# SET PROBLEM
Retype the records below exactly as they appear.
==== DATA RECORDS
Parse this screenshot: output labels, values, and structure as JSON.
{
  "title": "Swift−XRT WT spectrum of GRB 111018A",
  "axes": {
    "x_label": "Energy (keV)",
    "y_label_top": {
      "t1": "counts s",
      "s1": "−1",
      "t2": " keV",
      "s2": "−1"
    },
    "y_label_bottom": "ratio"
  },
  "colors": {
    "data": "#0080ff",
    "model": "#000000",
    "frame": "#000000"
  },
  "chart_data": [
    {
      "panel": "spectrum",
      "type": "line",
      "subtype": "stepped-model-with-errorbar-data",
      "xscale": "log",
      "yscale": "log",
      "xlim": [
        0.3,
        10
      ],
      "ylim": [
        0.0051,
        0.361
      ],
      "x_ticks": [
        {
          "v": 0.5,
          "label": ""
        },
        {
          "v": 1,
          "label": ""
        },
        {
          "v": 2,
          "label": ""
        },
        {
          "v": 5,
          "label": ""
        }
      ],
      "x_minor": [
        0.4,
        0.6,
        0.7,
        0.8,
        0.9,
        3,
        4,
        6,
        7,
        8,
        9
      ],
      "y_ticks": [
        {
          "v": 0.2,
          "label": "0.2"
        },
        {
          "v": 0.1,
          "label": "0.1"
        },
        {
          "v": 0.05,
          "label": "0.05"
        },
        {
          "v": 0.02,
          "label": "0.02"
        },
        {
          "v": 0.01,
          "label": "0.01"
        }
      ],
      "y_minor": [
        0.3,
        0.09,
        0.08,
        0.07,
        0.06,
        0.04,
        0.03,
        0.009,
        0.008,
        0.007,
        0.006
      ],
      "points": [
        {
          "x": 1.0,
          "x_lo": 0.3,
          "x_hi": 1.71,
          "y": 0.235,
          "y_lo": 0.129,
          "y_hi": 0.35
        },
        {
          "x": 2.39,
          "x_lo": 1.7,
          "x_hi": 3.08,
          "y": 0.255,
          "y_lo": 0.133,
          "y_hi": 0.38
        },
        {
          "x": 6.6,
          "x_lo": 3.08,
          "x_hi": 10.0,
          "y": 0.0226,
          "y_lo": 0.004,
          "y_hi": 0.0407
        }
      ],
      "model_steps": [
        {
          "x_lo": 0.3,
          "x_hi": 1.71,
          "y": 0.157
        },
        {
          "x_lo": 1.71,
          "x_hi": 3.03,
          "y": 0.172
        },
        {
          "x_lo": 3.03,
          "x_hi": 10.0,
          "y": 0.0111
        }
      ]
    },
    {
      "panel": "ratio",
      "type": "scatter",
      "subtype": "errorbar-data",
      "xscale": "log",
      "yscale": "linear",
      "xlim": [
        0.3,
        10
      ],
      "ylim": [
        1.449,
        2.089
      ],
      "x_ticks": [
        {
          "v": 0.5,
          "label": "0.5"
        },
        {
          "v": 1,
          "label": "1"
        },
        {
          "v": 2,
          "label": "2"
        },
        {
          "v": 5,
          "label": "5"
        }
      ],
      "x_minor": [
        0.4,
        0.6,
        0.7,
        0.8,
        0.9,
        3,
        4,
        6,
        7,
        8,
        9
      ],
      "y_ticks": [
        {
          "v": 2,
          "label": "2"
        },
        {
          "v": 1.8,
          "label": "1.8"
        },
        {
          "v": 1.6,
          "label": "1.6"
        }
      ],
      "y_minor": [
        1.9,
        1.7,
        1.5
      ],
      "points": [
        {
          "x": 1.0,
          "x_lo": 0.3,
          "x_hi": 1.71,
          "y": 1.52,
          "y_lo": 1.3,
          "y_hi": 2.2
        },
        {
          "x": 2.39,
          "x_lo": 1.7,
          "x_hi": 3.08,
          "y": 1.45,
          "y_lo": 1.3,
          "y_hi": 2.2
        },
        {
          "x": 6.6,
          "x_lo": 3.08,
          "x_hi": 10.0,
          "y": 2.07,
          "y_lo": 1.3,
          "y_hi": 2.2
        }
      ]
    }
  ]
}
========
# THE COMPLETED TASK
Parse this screenshot: output labels, values, and structure as JSON.
{
  "title": "Swift−XRT WT spectrum of GRB 111018A",
  "axes": {
    "x_label": "Energy (keV)",
    "y_label_top": {
      "t1": "counts s",
      "s1": "−1",
      "t2": " keV",
      "s2": "−1"
    },
    "y_label_bottom": "ratio"
  },
  "colors": {
    "data": "#0080ff",
    "model": "#000000",
    "frame": "#000000"
  },
  "chart_data": [
    {
      "panel": "spectrum",
      "type": "line",
      "subtype": "stepped-model-with-errorbar-data",
      "xscale": "log",
      "yscale": "log",
      "xlim": [
        0.3,
        10
      ],
      "ylim": [
        0.0051,
        0.361
      ],
      "x_ticks": [
        {
          "v": 0.5,
          "label": ""
        },
        {
          "v": 1,
          "label": ""
        },
        {
          "v": 2,
          "label": ""
        },
        {
          "v": 5,
          "label": ""
        }
      ],
      "x_minor": [
        0.4,
        0.6,
        0.7,
        0.8,
        0.9,
        3,
        4,
        6,
        7,
        8,
        9
      ],
      "y_ticks": [
        {
          "v": 0.2,
          "label": "0.2"
        },
        {
          "v": 0.1,
          "label": "0.1"
        },
        {
          "v": 0.05,
          "label": "0.05"
        },
        {
          "v": 0.02,
          "label": "0.02"
        },
        {
          "v": 0.01,
          "label": "0.01"
        }
      ],
      "y_minor": [
        0.3,
        0.09,
        0.08,
        0.07,
        0.06,
        0.04,
        0.03,
        0.009,
        0.008,
        0.007,
        0.006
      ],
      "points": [
        {
          "x": 1.0,
          "x_lo": 0.3,
          "x_hi": 1.71,
          "y": 0.235,
          "y_lo": 0.129,
          "y_hi": 0.35
        },
        {
          "x": 2.39,
          "x_lo": 1.7,
          "x_hi": 3.08,
          "y": 0.255,
          "y_lo": 0.133,
          "y_hi": 0.38
        },
        {
          "x": 6.6,
          "x_lo": 3.08,
          "x_hi": 10.0,
          "y": 0.0226,
          "y_lo": 0.004,
          "y_hi": 0.0407
        }
      ],
      "model_steps": [
        {
          "x_lo": 0.3,
          "x_hi": 1.71,
          "y": 0.157
        },
        {
          "x_lo": 1.71,
          "x_hi": 3.03,
          "y": 0.172
        },
        {
          "x_lo": 3.03,
          "x_hi": 10.0,
          "y": 0.0111
        }
      ]
    },
    {
      "panel": "ratio",
      "type": "scatter",
      "subtype": "errorbar-data",
      "xscale": "log",
      "yscale": "linear",
      "xlim": [
        0.3,
        10
      ],
      "ylim": [
        1.449,
        2.089
      ],
      "x_ticks": [
        {
          "v": 0.5,
          "label": "0.5"
        },
        {
          "v": 1,
          "label": "1"
        },
        {
          "v": 2,
          "label": "2"
        },
        {
          "v": 5,
          "label": "5"
        }
      ],
      "x_minor": [
        0.4,
        0.6,
        0.7,
        0.8,
        0.9,
        3,
        4,
        6,
        7,
        8,
        9
      ],
      "y_ticks": [
        {
          "v": 2,
          "label": "2"
        },
        {
          "v": 1.8,
          "label": "1.8"
        },
        {
          "v": 1.6,
          "label": "1.6"
        }
      ],
      "y_minor": [
        1.9,
        1.7,
        1.5
      ],
      "points": [
        {
          "x": 1.0,
          "x_lo": 0.3,
          "x_hi": 1.71,
          "y": 1.52,
          "y_lo": 1.3,
          "y_hi": 2.2
        },
        {
          "x": 2.39,
          "x_lo": 1.7,
          "x_hi": 3.08,
          "y": 1.45,
          "y_lo": 1.3,
          "y_hi": 2.2
        },
        {
          "x": 6.6,
          "x_lo": 3.08,
          "x_hi": 10.0,
          "y": 2.07,
          "y_lo": 1.3,
          "y_hi": 2.2
        }
      ]
    }
  ]
}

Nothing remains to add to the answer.